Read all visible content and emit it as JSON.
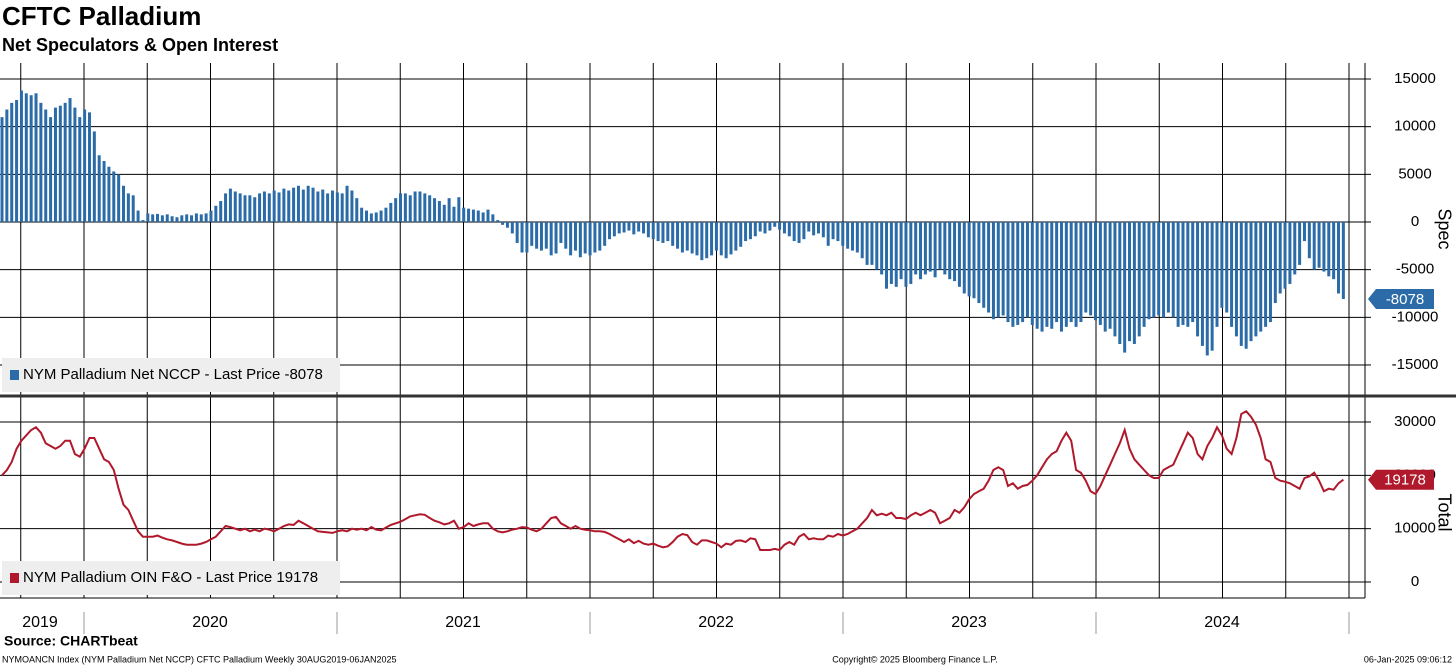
{
  "chart_data": [
    {
      "type": "bar",
      "title": "CFTC Palladium",
      "subtitle": "Net Speculators & Open Interest",
      "y_label": "Spec",
      "ylim": [
        -18150,
        16680
      ],
      "yticks": [
        15000,
        10000,
        5000,
        0,
        -5000,
        -10000,
        -15000
      ],
      "grid": true,
      "series": [
        {
          "name": "NYM Palladium Net NCCP - Last Price -8078",
          "color": "#2b6ca8",
          "values": [
            11000,
            11800,
            12500,
            12800,
            13800,
            13500,
            13300,
            13500,
            12500,
            11800,
            11000,
            12000,
            12200,
            12500,
            13000,
            12000,
            11000,
            11800,
            11500,
            9500,
            7000,
            6400,
            5800,
            5300,
            5000,
            3800,
            3000,
            2800,
            1200,
            200,
            900,
            800,
            850,
            700,
            800,
            600,
            500,
            700,
            800,
            700,
            900,
            800,
            900,
            1200,
            1700,
            2200,
            3000,
            3500,
            3200,
            3000,
            2800,
            2800,
            2600,
            3000,
            3200,
            3000,
            3300,
            3100,
            3500,
            3300,
            3600,
            3800,
            3400,
            3800,
            3600,
            3200,
            3400,
            3000,
            3300,
            3100,
            3000,
            3800,
            3300,
            2500,
            1500,
            1200,
            900,
            1000,
            1200,
            1500,
            2000,
            2500,
            3000,
            3000,
            2800,
            3200,
            3200,
            3000,
            2800,
            2500,
            2200,
            1800,
            2500,
            1600,
            2600,
            1500,
            1400,
            1300,
            1200,
            1000,
            1300,
            800,
            200,
            -300,
            -600,
            -1200,
            -2200,
            -3200,
            -3200,
            -2500,
            -2800,
            -3000,
            -2800,
            -3500,
            -3300,
            -2200,
            -2800,
            -3500,
            -3000,
            -3700,
            -3300,
            -3500,
            -3200,
            -3000,
            -2500,
            -1800,
            -1500,
            -1200,
            -1100,
            -900,
            -1300,
            -1000,
            -1200,
            -1600,
            -1800,
            -2000,
            -2200,
            -2000,
            -2500,
            -2800,
            -3200,
            -3000,
            -3300,
            -3500,
            -4000,
            -3800,
            -3500,
            -3000,
            -3500,
            -3800,
            -3400,
            -3000,
            -2600,
            -2000,
            -1800,
            -1500,
            -1000,
            -1200,
            -900,
            -500,
            -800,
            -1200,
            -1500,
            -2000,
            -2200,
            -1800,
            -1000,
            -1400,
            -1200,
            -1600,
            -2500,
            -1800,
            -2000,
            -2500,
            -2800,
            -3000,
            -3200,
            -3800,
            -4500,
            -4500,
            -5000,
            -5500,
            -7000,
            -6500,
            -6800,
            -6000,
            -6800,
            -6500,
            -5500,
            -6000,
            -5500,
            -5200,
            -5800,
            -5000,
            -5500,
            -6000,
            -6200,
            -6800,
            -7500,
            -7800,
            -8000,
            -8500,
            -9000,
            -9500,
            -10200,
            -10000,
            -9800,
            -10500,
            -11000,
            -10800,
            -10500,
            -10000,
            -10800,
            -11200,
            -11500,
            -11000,
            -11200,
            -10500,
            -11500,
            -11000,
            -10500,
            -11000,
            -10500,
            -9500,
            -9800,
            -10300,
            -10800,
            -11500,
            -11200,
            -12000,
            -12800,
            -13700,
            -12500,
            -12800,
            -12000,
            -11000,
            -10200,
            -10000,
            -9800,
            -10000,
            -9500,
            -10000,
            -11000,
            -10800,
            -11000,
            -10500,
            -12000,
            -13000,
            -14000,
            -13500,
            -11000,
            -9000,
            -9500,
            -11000,
            -12000,
            -13000,
            -13300,
            -12500,
            -12000,
            -11500,
            -11000,
            -10500,
            -8500,
            -7500,
            -7000,
            -6500,
            -5500,
            -4500,
            -2000,
            -3800,
            -5000,
            -4800,
            -5200,
            -5700,
            -6000,
            -7500,
            -8078
          ]
        }
      ]
    },
    {
      "type": "line",
      "y_label": "Total",
      "ylim": [
        -3000,
        34690
      ],
      "yticks": [
        30000,
        20000,
        10000,
        0
      ],
      "grid": true,
      "x_labels": [
        "2019",
        "2020",
        "2021",
        "2022",
        "2023",
        "2024"
      ],
      "series": [
        {
          "name": "NYM Palladium OIN F&O - Last Price 19178",
          "color": "#b0182b",
          "values": [
            20000,
            21000,
            22500,
            25000,
            26500,
            27500,
            28500,
            29000,
            28000,
            26000,
            25500,
            25000,
            25500,
            26500,
            26500,
            24000,
            23500,
            25000,
            27000,
            27000,
            25000,
            23000,
            22500,
            21000,
            17500,
            14500,
            13500,
            11500,
            9500,
            8500,
            8500,
            8500,
            8700,
            8300,
            8000,
            7800,
            7500,
            7200,
            7000,
            7000,
            7000,
            7200,
            7500,
            8000,
            8500,
            9500,
            10500,
            10300,
            10000,
            9700,
            10000,
            9500,
            9800,
            9500,
            10000,
            9800,
            9500,
            10000,
            10500,
            10800,
            10700,
            11500,
            11000,
            10500,
            10000,
            9500,
            9400,
            9300,
            9200,
            9500,
            9700,
            9500,
            10000,
            9800,
            10000,
            9700,
            10300,
            9800,
            9700,
            10200,
            10700,
            11000,
            11300,
            11800,
            12300,
            12500,
            12700,
            12600,
            12000,
            11500,
            11200,
            10800,
            11000,
            11500,
            10000,
            10300,
            11000,
            10500,
            10800,
            11000,
            11000,
            10000,
            9500,
            9300,
            9500,
            9800,
            10000,
            10300,
            10200,
            9800,
            9500,
            10000,
            11000,
            12000,
            12200,
            11000,
            10500,
            10000,
            10500,
            10000,
            9800,
            9700,
            9500,
            9500,
            9400,
            9000,
            8500,
            8000,
            7500,
            8000,
            7300,
            7700,
            7200,
            7000,
            7200,
            6800,
            6500,
            6700,
            7500,
            8500,
            9000,
            8800,
            7500,
            7000,
            7800,
            7800,
            7500,
            7200,
            6500,
            7200,
            7000,
            7700,
            7800,
            7500,
            8200,
            8000,
            6000,
            6000,
            6000,
            6200,
            6000,
            7000,
            7500,
            7000,
            8500,
            9000,
            8000,
            8200,
            8000,
            8000,
            8700,
            8500,
            9000,
            8700,
            9000,
            9500,
            10000,
            11000,
            12000,
            13500,
            12500,
            12800,
            12500,
            13000,
            12000,
            12000,
            11800,
            12500,
            13000,
            12500,
            13000,
            13500,
            13000,
            11000,
            11500,
            12000,
            13500,
            13000,
            14000,
            15500,
            16500,
            17000,
            17500,
            19000,
            21000,
            21500,
            21000,
            18000,
            18500,
            17500,
            18000,
            18200,
            19000,
            20000,
            21500,
            23000,
            24000,
            24500,
            26500,
            28000,
            26500,
            21000,
            20500,
            19000,
            17000,
            16500,
            18000,
            20000,
            22000,
            24000,
            26000,
            28500,
            25000,
            23000,
            22000,
            21000,
            20000,
            19500,
            19500,
            21000,
            21500,
            22000,
            24000,
            26000,
            28000,
            27000,
            24000,
            23000,
            25500,
            27000,
            29000,
            27500,
            25000,
            24000,
            27000,
            31500,
            32000,
            31000,
            29500,
            27000,
            23000,
            22500,
            19500,
            19000,
            18800,
            18500,
            18000,
            17500,
            19500,
            19800,
            20500,
            19000,
            17000,
            17500,
            17300,
            18500,
            19178
          ]
        }
      ]
    }
  ],
  "footer": {
    "source": "Source: CHARTbeat",
    "left": "NYMOANCN Index (NYM Palladium Net NCCP) CFTC Palladium  Weekly 30AUG2019-06JAN2025",
    "center": "Copyright© 2025 Bloomberg Finance L.P.",
    "right": "06-Jan-2025 09:06:12"
  }
}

Task to carry out
Without the pictures, extract every entry verbatim.

Task response
Read all visible content and emit it as JSON.
{
  "chart_data": [
    {
      "type": "bar",
      "title": "CFTC Palladium",
      "subtitle": "Net Speculators & Open Interest",
      "y_label": "Spec",
      "ylim": [
        -18150,
        16680
      ],
      "yticks": [
        15000,
        10000,
        5000,
        0,
        -5000,
        -10000,
        -15000
      ],
      "grid": true,
      "series": [
        {
          "name": "NYM Palladium Net NCCP - Last Price -8078",
          "color": "#2b6ca8",
          "values": [
            11000,
            11800,
            12500,
            12800,
            13800,
            13500,
            13300,
            13500,
            12500,
            11800,
            11000,
            12000,
            12200,
            12500,
            13000,
            12000,
            11000,
            11800,
            11500,
            9500,
            7000,
            6400,
            5800,
            5300,
            5000,
            3800,
            3000,
            2800,
            1200,
            200,
            900,
            800,
            850,
            700,
            800,
            600,
            500,
            700,
            800,
            700,
            900,
            800,
            900,
            1200,
            1700,
            2200,
            3000,
            3500,
            3200,
            3000,
            2800,
            2800,
            2600,
            3000,
            3200,
            3000,
            3300,
            3100,
            3500,
            3300,
            3600,
            3800,
            3400,
            3800,
            3600,
            3200,
            3400,
            3000,
            3300,
            3100,
            3000,
            3800,
            3300,
            2500,
            1500,
            1200,
            900,
            1000,
            1200,
            1500,
            2000,
            2500,
            3000,
            3000,
            2800,
            3200,
            3200,
            3000,
            2800,
            2500,
            2200,
            1800,
            2500,
            1600,
            2600,
            1500,
            1400,
            1300,
            1200,
            1000,
            1300,
            800,
            200,
            -300,
            -600,
            -1200,
            -2200,
            -3200,
            -3200,
            -2500,
            -2800,
            -3000,
            -2800,
            -3500,
            -3300,
            -2200,
            -2800,
            -3500,
            -3000,
            -3700,
            -3300,
            -3500,
            -3200,
            -3000,
            -2500,
            -1800,
            -1500,
            -1200,
            -1100,
            -900,
            -1300,
            -1000,
            -1200,
            -1600,
            -1800,
            -2000,
            -2200,
            -2000,
            -2500,
            -2800,
            -3200,
            -3000,
            -3300,
            -3500,
            -4000,
            -3800,
            -3500,
            -3000,
            -3500,
            -3800,
            -3400,
            -3000,
            -2600,
            -2000,
            -1800,
            -1500,
            -1000,
            -1200,
            -900,
            -500,
            -800,
            -1200,
            -1500,
            -2000,
            -2200,
            -1800,
            -1000,
            -1400,
            -1200,
            -1600,
            -2500,
            -1800,
            -2000,
            -2500,
            -2800,
            -3000,
            -3200,
            -3800,
            -4500,
            -4500,
            -5000,
            -5500,
            -7000,
            -6500,
            -6800,
            -6000,
            -6800,
            -6500,
            -5500,
            -6000,
            -5500,
            -5200,
            -5800,
            -5000,
            -5500,
            -6000,
            -6200,
            -6800,
            -7500,
            -7800,
            -8000,
            -8500,
            -9000,
            -9500,
            -10200,
            -10000,
            -9800,
            -10500,
            -11000,
            -10800,
            -10500,
            -10000,
            -10800,
            -11200,
            -11500,
            -11000,
            -11200,
            -10500,
            -11500,
            -11000,
            -10500,
            -11000,
            -10500,
            -9500,
            -9800,
            -10300,
            -10800,
            -11500,
            -11200,
            -12000,
            -12800,
            -13700,
            -12500,
            -12800,
            -12000,
            -11000,
            -10200,
            -10000,
            -9800,
            -10000,
            -9500,
            -10000,
            -11000,
            -10800,
            -11000,
            -10500,
            -12000,
            -13000,
            -14000,
            -13500,
            -11000,
            -9000,
            -9500,
            -11000,
            -12000,
            -13000,
            -13300,
            -12500,
            -12000,
            -11500,
            -11000,
            -10500,
            -8500,
            -7500,
            -7000,
            -6500,
            -5500,
            -4500,
            -2000,
            -3800,
            -5000,
            -4800,
            -5200,
            -5700,
            -6000,
            -7500,
            -8078
          ]
        }
      ]
    },
    {
      "type": "line",
      "y_label": "Total",
      "ylim": [
        -3000,
        34690
      ],
      "yticks": [
        30000,
        20000,
        10000,
        0
      ],
      "grid": true,
      "x_labels": [
        "2019",
        "2020",
        "2021",
        "2022",
        "2023",
        "2024"
      ],
      "series": [
        {
          "name": "NYM Palladium OIN F&O - Last Price 19178",
          "color": "#b0182b",
          "values": [
            20000,
            21000,
            22500,
            25000,
            26500,
            27500,
            28500,
            29000,
            28000,
            26000,
            25500,
            25000,
            25500,
            26500,
            26500,
            24000,
            23500,
            25000,
            27000,
            27000,
            25000,
            23000,
            22500,
            21000,
            17500,
            14500,
            13500,
            11500,
            9500,
            8500,
            8500,
            8500,
            8700,
            8300,
            8000,
            7800,
            7500,
            7200,
            7000,
            7000,
            7000,
            7200,
            7500,
            8000,
            8500,
            9500,
            10500,
            10300,
            10000,
            9700,
            10000,
            9500,
            9800,
            9500,
            10000,
            9800,
            9500,
            10000,
            10500,
            10800,
            10700,
            11500,
            11000,
            10500,
            10000,
            9500,
            9400,
            9300,
            9200,
            9500,
            9700,
            9500,
            10000,
            9800,
            10000,
            9700,
            10300,
            9800,
            9700,
            10200,
            10700,
            11000,
            11300,
            11800,
            12300,
            12500,
            12700,
            12600,
            12000,
            11500,
            11200,
            10800,
            11000,
            11500,
            10000,
            10300,
            11000,
            10500,
            10800,
            11000,
            11000,
            10000,
            9500,
            9300,
            9500,
            9800,
            10000,
            10300,
            10200,
            9800,
            9500,
            10000,
            11000,
            12000,
            12200,
            11000,
            10500,
            10000,
            10500,
            10000,
            9800,
            9700,
            9500,
            9500,
            9400,
            9000,
            8500,
            8000,
            7500,
            8000,
            7300,
            7700,
            7200,
            7000,
            7200,
            6800,
            6500,
            6700,
            7500,
            8500,
            9000,
            8800,
            7500,
            7000,
            7800,
            7800,
            7500,
            7200,
            6500,
            7200,
            7000,
            7700,
            7800,
            7500,
            8200,
            8000,
            6000,
            6000,
            6000,
            6200,
            6000,
            7000,
            7500,
            7000,
            8500,
            9000,
            8000,
            8200,
            8000,
            8000,
            8700,
            8500,
            9000,
            8700,
            9000,
            9500,
            10000,
            11000,
            12000,
            13500,
            12500,
            12800,
            12500,
            13000,
            12000,
            12000,
            11800,
            12500,
            13000,
            12500,
            13000,
            13500,
            13000,
            11000,
            11500,
            12000,
            13500,
            13000,
            14000,
            15500,
            16500,
            17000,
            17500,
            19000,
            21000,
            21500,
            21000,
            18000,
            18500,
            17500,
            18000,
            18200,
            19000,
            20000,
            21500,
            23000,
            24000,
            24500,
            26500,
            28000,
            26500,
            21000,
            20500,
            19000,
            17000,
            16500,
            18000,
            20000,
            22000,
            24000,
            26000,
            28500,
            25000,
            23000,
            22000,
            21000,
            20000,
            19500,
            19500,
            21000,
            21500,
            22000,
            24000,
            26000,
            28000,
            27000,
            24000,
            23000,
            25500,
            27000,
            29000,
            27500,
            25000,
            24000,
            27000,
            31500,
            32000,
            31000,
            29500,
            27000,
            23000,
            22500,
            19500,
            19000,
            18800,
            18500,
            18000,
            17500,
            19500,
            19800,
            20500,
            19000,
            17000,
            17500,
            17300,
            18500,
            19178
          ]
        }
      ]
    }
  ],
  "footer": {
    "source": "Source: CHARTbeat",
    "left": "NYMOANCN Index (NYM Palladium Net NCCP) CFTC Palladium  Weekly 30AUG2019-06JAN2025",
    "center": "Copyright© 2025 Bloomberg Finance L.P.",
    "right": "06-Jan-2025 09:06:12"
  }
}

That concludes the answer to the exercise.